===== Data listing =====

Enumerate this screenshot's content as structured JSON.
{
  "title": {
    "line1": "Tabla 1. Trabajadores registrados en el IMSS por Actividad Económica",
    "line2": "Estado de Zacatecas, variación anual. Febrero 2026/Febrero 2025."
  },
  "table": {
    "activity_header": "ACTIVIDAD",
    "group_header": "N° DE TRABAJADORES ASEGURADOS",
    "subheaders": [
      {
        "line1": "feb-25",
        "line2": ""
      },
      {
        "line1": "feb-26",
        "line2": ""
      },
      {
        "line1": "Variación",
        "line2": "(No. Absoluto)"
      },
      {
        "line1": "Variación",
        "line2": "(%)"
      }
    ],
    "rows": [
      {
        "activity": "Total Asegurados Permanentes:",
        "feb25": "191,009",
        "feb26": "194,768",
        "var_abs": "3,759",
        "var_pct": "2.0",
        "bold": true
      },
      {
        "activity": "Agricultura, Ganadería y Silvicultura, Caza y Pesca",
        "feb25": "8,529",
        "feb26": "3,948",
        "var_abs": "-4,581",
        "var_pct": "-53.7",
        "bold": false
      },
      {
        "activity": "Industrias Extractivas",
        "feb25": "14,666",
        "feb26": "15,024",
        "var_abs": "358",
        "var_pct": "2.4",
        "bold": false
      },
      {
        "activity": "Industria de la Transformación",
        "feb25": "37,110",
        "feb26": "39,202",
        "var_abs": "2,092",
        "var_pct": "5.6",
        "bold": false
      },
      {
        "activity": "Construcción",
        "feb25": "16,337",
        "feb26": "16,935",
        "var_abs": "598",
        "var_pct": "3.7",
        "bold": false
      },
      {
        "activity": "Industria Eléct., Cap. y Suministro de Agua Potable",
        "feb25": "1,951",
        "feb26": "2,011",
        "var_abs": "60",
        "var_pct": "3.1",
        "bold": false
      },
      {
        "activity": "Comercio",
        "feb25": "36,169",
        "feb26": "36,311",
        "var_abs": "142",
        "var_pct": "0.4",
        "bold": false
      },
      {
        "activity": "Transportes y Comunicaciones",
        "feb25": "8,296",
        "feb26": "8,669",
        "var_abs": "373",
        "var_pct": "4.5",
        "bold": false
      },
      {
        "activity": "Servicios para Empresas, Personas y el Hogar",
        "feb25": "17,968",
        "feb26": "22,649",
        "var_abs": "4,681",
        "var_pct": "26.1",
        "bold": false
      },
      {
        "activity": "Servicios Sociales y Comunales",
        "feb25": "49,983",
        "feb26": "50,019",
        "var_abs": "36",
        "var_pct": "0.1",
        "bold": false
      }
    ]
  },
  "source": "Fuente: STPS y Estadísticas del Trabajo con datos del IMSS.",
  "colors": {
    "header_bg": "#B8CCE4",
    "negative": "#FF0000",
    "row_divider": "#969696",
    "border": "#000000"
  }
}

=====

* Your instructions:
Extract all of the data shown above and repeat it verbatim.

* Solution below:
Enumerate this screenshot's content as structured JSON.
{
  "title": {
    "line1": "Tabla 1. Trabajadores registrados en el IMSS por Actividad Económica",
    "line2": "Estado de Zacatecas, variación anual. Febrero 2026/Febrero 2025."
  },
  "table": {
    "activity_header": "ACTIVIDAD",
    "group_header": "N° DE TRABAJADORES ASEGURADOS",
    "subheaders": [
      {
        "line1": "feb-25",
        "line2": ""
      },
      {
        "line1": "feb-26",
        "line2": ""
      },
      {
        "line1": "Variación",
        "line2": "(No. Absoluto)"
      },
      {
        "line1": "Variación",
        "line2": "(%)"
      }
    ],
    "rows": [
      {
        "activity": "Total Asegurados Permanentes:",
        "feb25": "191,009",
        "feb26": "194,768",
        "var_abs": "3,759",
        "var_pct": "2.0",
        "bold": true
      },
      {
        "activity": "Agricultura, Ganadería y Silvicultura, Caza y Pesca",
        "feb25": "8,529",
        "feb26": "3,948",
        "var_abs": "-4,581",
        "var_pct": "-53.7",
        "bold": false
      },
      {
        "activity": "Industrias Extractivas",
        "feb25": "14,666",
        "feb26": "15,024",
        "var_abs": "358",
        "var_pct": "2.4",
        "bold": false
      },
      {
        "activity": "Industria de la Transformación",
        "feb25": "37,110",
        "feb26": "39,202",
        "var_abs": "2,092",
        "var_pct": "5.6",
        "bold": false
      },
      {
        "activity": "Construcción",
        "feb25": "16,337",
        "feb26": "16,935",
        "var_abs": "598",
        "var_pct": "3.7",
        "bold": false
      },
      {
        "activity": "Industria Eléct., Cap. y Suministro de Agua Potable",
        "feb25": "1,951",
        "feb26": "2,011",
        "var_abs": "60",
        "var_pct": "3.1",
        "bold": false
      },
      {
        "activity": "Comercio",
        "feb25": "36,169",
        "feb26": "36,311",
        "var_abs": "142",
        "var_pct": "0.4",
        "bold": false
      },
      {
        "activity": "Transportes y Comunicaciones",
        "feb25": "8,296",
        "feb26": "8,669",
        "var_abs": "373",
        "var_pct": "4.5",
        "bold": false
      },
      {
        "activity": "Servicios para Empresas, Personas y el Hogar",
        "feb25": "17,968",
        "feb26": "22,649",
        "var_abs": "4,681",
        "var_pct": "26.1",
        "bold": false
      },
      {
        "activity": "Servicios Sociales y Comunales",
        "feb25": "49,983",
        "feb26": "50,019",
        "var_abs": "36",
        "var_pct": "0.1",
        "bold": false
      }
    ]
  },
  "source": "Fuente: STPS y Estadísticas del Trabajo con datos del IMSS.",
  "colors": {
    "header_bg": "#B8CCE4",
    "negative": "#FF0000",
    "row_divider": "#969696",
    "border": "#000000"
  }
}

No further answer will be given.